[Records that describe figures]
##########

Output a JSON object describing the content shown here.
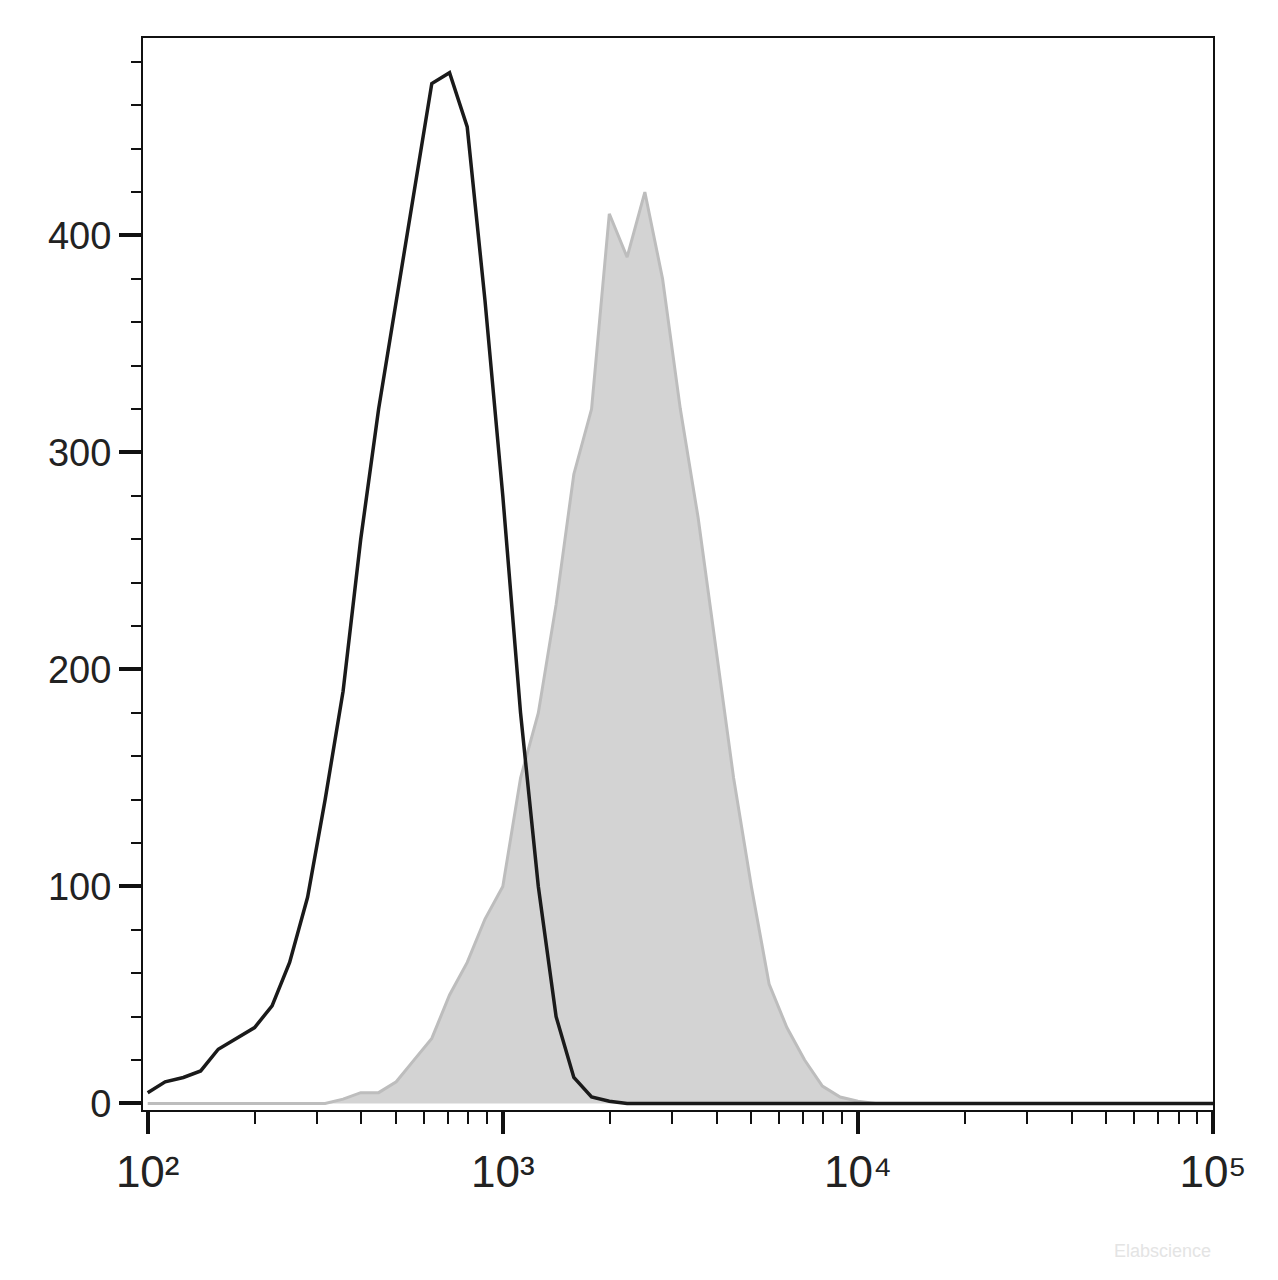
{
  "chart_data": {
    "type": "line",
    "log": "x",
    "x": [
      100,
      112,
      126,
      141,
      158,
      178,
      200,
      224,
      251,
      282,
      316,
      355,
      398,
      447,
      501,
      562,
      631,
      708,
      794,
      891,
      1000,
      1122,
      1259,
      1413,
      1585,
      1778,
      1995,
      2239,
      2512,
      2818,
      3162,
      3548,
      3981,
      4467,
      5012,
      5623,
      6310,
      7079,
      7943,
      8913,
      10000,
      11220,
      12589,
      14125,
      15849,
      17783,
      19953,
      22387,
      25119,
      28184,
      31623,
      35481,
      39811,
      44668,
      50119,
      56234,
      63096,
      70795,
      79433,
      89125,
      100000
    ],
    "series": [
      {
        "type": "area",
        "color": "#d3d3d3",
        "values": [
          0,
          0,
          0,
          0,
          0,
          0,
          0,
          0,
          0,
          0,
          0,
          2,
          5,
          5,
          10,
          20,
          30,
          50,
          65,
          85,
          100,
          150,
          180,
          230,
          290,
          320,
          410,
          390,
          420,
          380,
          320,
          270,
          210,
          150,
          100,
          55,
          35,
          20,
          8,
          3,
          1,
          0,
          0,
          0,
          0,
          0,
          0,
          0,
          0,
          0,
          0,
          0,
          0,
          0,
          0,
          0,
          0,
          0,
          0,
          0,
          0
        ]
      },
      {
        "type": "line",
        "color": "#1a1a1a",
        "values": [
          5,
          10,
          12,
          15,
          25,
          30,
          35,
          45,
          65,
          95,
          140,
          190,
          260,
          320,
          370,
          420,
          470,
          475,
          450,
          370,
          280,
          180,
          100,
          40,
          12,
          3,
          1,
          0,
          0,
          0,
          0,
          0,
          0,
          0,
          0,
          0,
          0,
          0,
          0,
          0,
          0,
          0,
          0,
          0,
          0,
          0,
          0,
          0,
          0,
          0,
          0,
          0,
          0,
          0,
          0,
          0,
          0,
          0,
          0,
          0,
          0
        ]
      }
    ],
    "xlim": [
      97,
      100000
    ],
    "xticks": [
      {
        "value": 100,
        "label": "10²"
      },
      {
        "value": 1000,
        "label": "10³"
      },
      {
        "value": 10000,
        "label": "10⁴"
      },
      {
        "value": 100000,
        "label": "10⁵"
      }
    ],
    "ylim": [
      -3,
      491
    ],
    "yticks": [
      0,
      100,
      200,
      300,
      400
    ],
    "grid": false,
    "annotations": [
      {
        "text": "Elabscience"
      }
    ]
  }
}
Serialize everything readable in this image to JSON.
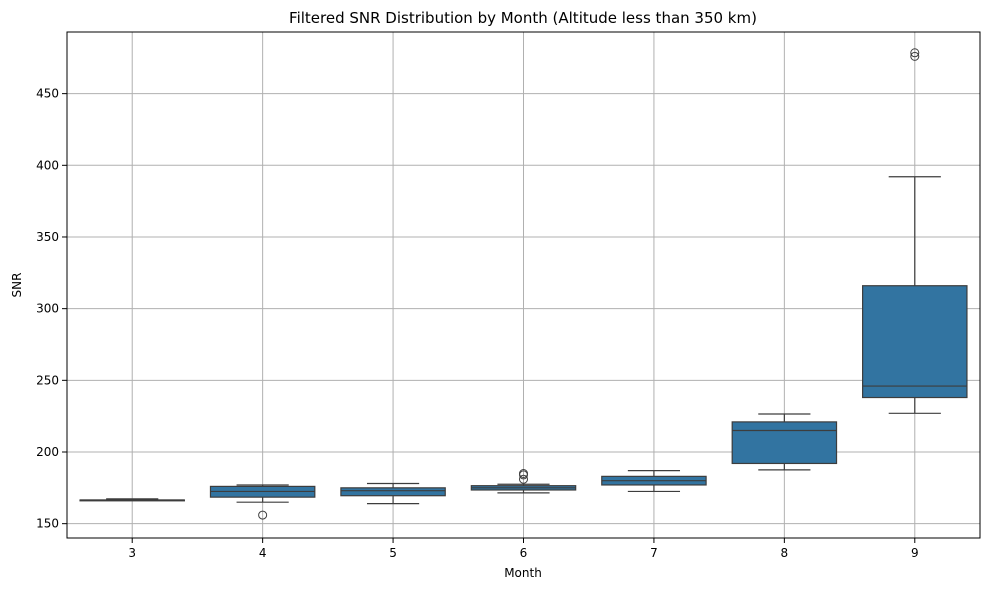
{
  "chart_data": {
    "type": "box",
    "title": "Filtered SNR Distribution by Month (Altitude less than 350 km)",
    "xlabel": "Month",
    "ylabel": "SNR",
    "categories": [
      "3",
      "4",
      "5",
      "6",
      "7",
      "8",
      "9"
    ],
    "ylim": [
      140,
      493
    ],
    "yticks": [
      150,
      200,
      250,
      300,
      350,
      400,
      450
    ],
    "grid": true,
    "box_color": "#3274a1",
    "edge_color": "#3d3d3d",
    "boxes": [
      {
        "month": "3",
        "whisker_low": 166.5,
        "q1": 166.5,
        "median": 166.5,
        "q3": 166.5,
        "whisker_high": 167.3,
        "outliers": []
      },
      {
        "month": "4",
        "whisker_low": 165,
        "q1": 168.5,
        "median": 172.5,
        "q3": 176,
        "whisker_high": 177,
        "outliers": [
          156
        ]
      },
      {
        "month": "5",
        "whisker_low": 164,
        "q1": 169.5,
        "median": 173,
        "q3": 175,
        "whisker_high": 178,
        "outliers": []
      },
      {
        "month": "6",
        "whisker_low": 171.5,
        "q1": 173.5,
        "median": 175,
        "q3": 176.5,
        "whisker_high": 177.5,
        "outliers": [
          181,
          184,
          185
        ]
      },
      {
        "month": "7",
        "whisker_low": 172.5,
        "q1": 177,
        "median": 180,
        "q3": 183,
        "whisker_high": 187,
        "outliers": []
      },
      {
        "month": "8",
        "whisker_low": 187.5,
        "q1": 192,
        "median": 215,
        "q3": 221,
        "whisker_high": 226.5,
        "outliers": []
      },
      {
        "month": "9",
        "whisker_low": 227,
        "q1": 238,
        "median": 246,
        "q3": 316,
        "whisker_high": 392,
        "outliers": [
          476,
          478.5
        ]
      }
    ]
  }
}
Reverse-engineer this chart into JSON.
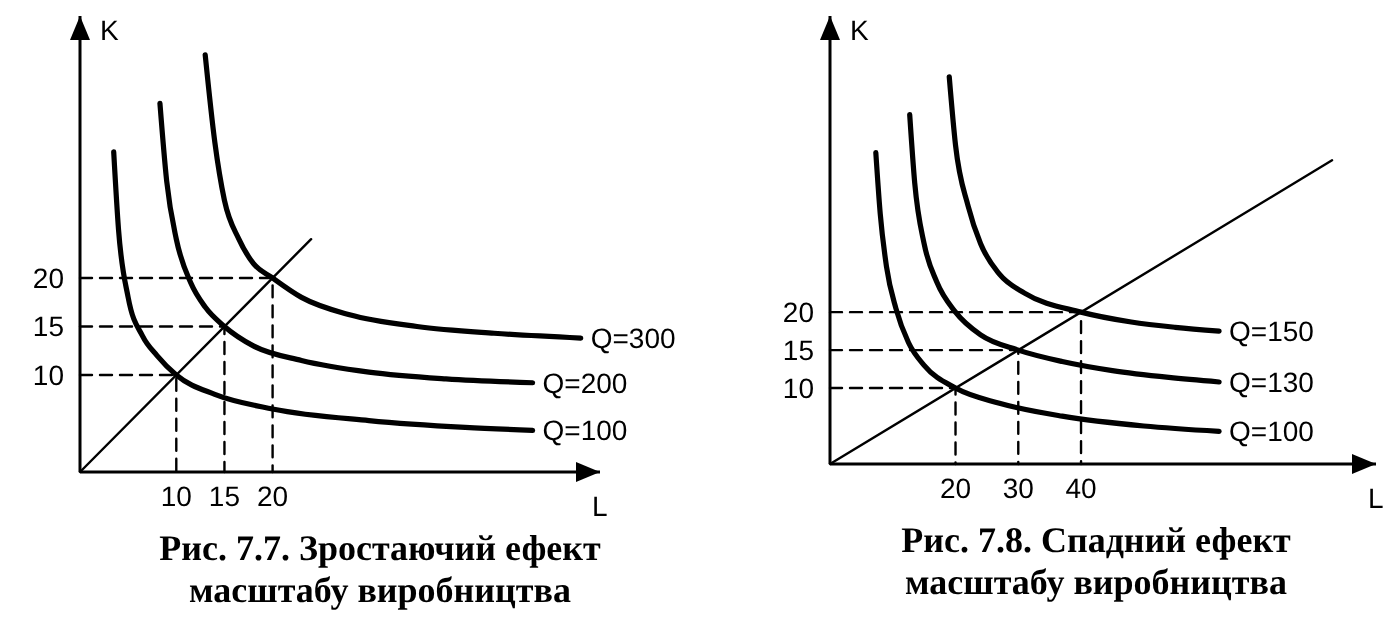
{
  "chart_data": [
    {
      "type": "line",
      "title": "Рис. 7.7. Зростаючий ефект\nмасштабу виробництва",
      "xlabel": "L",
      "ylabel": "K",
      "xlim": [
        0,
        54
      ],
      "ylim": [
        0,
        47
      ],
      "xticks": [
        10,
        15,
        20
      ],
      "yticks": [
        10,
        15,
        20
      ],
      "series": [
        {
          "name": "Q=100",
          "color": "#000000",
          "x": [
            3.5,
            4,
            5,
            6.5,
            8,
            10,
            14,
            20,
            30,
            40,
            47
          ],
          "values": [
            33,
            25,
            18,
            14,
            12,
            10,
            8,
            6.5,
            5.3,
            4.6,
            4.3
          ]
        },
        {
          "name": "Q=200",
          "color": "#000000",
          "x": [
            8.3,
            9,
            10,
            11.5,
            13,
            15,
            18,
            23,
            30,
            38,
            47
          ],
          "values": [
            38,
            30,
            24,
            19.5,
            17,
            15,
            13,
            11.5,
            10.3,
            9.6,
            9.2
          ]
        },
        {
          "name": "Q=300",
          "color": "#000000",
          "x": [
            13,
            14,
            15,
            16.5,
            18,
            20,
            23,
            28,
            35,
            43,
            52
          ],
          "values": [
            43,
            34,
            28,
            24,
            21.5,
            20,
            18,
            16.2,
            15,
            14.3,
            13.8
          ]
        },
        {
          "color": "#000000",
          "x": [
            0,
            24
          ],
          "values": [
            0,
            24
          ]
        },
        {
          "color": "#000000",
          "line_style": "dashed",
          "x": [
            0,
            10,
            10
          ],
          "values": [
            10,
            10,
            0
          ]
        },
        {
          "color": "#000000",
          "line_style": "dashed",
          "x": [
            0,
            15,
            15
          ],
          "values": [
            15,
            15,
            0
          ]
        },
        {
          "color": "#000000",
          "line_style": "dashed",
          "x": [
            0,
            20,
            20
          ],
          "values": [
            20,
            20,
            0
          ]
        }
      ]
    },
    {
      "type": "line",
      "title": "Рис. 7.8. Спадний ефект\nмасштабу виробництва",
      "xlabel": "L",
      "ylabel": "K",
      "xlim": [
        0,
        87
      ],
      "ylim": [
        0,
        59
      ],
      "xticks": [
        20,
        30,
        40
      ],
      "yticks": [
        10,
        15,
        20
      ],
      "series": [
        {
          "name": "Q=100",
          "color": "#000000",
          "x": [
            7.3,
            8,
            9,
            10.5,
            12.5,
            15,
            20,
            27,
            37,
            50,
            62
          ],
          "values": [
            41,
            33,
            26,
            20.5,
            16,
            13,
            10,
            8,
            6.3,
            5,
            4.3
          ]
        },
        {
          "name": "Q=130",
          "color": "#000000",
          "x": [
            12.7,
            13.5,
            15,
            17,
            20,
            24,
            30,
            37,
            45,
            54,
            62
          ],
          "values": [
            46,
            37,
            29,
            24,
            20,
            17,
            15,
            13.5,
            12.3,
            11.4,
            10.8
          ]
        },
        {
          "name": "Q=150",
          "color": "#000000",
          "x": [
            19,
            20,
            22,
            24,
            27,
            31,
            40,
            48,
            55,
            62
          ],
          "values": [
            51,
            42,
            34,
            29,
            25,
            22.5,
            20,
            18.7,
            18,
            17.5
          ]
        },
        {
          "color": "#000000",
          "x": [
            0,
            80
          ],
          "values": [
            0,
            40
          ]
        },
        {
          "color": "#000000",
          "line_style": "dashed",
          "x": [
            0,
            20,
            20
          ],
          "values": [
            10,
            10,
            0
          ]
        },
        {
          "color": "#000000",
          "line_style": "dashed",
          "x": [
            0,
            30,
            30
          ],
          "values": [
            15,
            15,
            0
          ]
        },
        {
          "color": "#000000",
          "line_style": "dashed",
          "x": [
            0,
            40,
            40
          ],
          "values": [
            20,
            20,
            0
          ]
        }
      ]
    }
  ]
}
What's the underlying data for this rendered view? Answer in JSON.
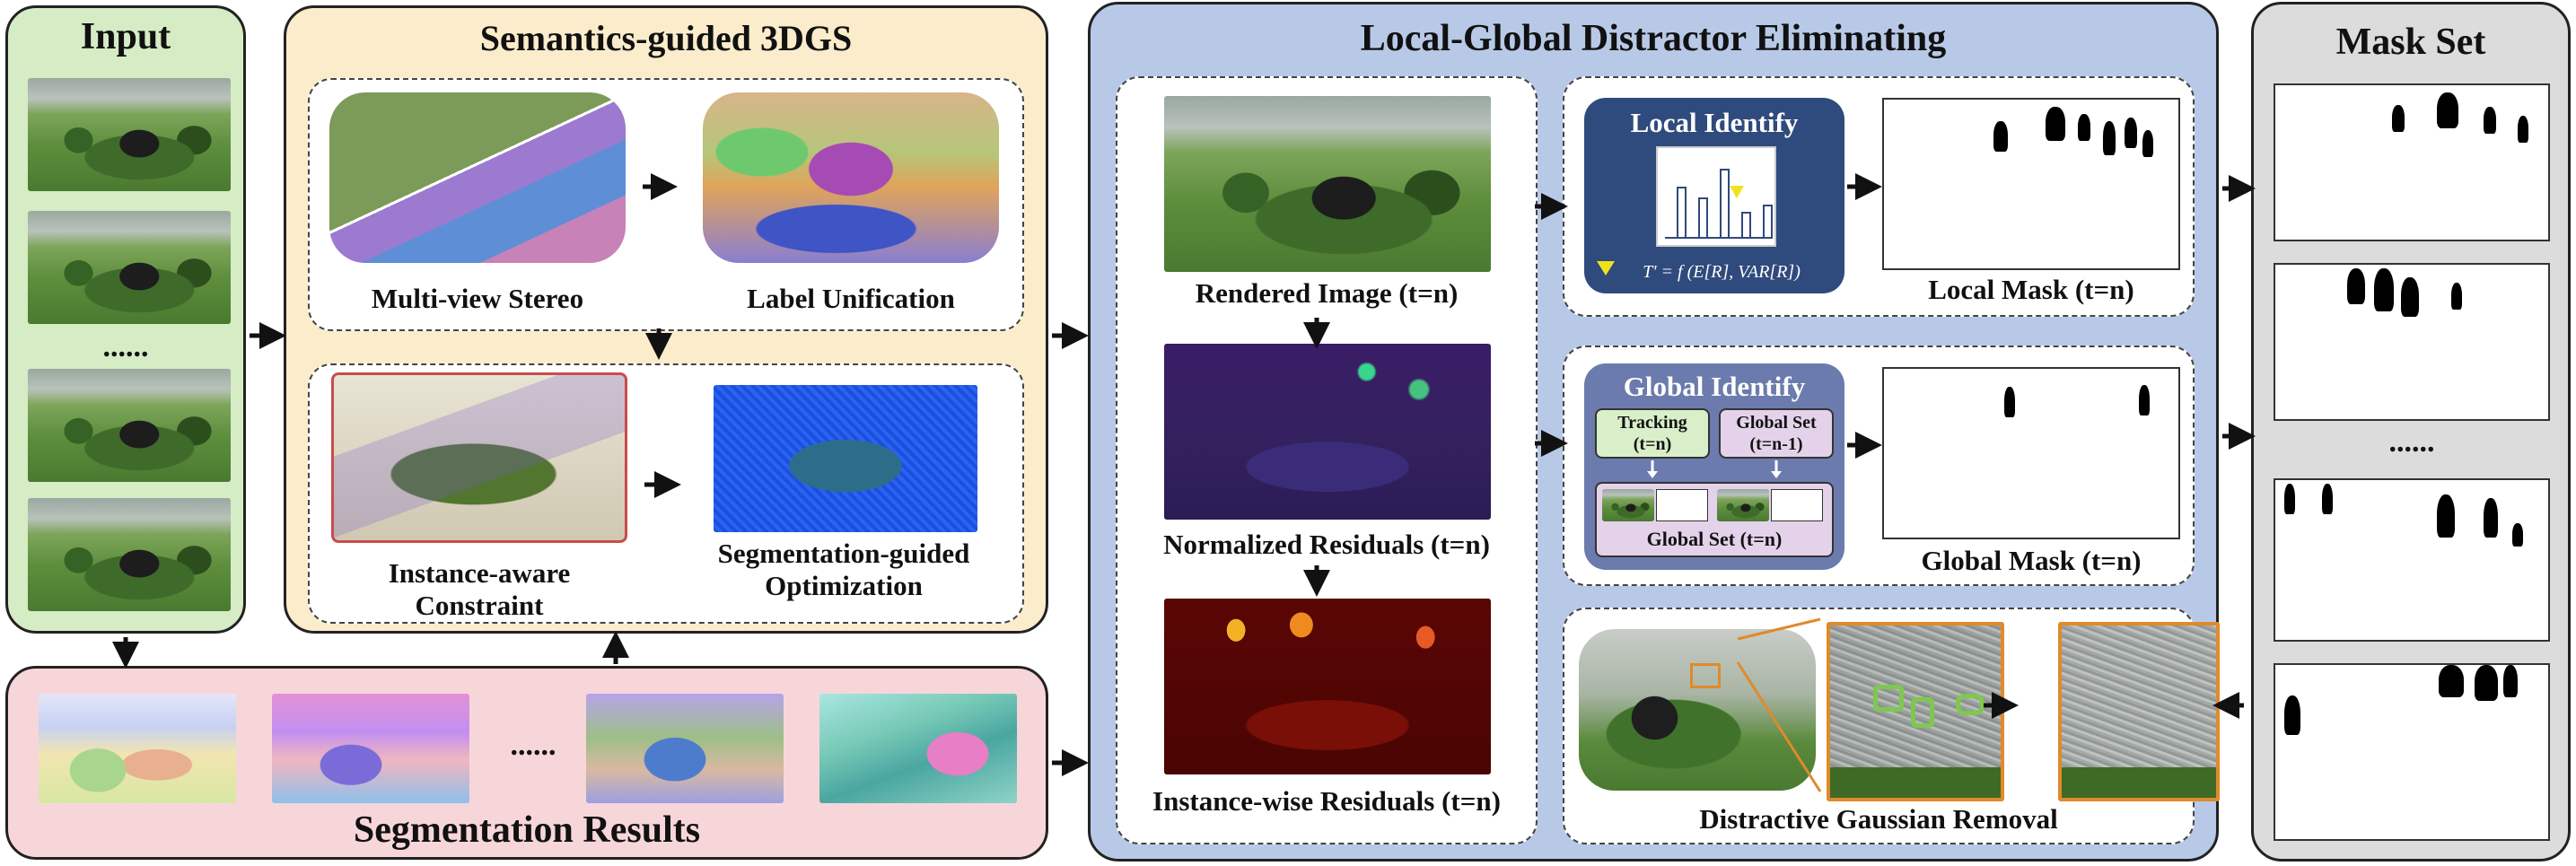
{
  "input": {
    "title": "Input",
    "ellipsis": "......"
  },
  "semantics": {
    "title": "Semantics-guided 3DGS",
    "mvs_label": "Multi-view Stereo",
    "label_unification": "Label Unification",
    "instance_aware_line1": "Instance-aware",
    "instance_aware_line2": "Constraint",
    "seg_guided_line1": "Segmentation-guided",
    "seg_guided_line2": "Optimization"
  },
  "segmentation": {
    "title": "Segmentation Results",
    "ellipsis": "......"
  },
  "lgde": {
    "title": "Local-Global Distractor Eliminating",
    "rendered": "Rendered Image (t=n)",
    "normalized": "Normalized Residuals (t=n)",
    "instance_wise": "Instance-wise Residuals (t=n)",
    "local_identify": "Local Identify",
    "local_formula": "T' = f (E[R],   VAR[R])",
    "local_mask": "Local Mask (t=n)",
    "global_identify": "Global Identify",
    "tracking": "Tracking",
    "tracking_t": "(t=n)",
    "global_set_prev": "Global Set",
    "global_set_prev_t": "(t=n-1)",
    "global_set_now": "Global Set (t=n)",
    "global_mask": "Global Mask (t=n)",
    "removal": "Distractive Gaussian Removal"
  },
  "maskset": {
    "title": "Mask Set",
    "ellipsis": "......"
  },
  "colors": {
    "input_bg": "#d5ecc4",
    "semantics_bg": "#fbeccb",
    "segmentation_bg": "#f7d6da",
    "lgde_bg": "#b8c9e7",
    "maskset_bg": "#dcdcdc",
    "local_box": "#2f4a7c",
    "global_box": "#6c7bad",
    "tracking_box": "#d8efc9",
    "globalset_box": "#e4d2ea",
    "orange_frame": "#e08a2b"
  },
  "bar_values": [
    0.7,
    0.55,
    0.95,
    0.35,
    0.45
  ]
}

##########

**Requirement**
Check each line in the records for the word "Residuals" and say how many have it, with nothing else.

**Output for this task**
2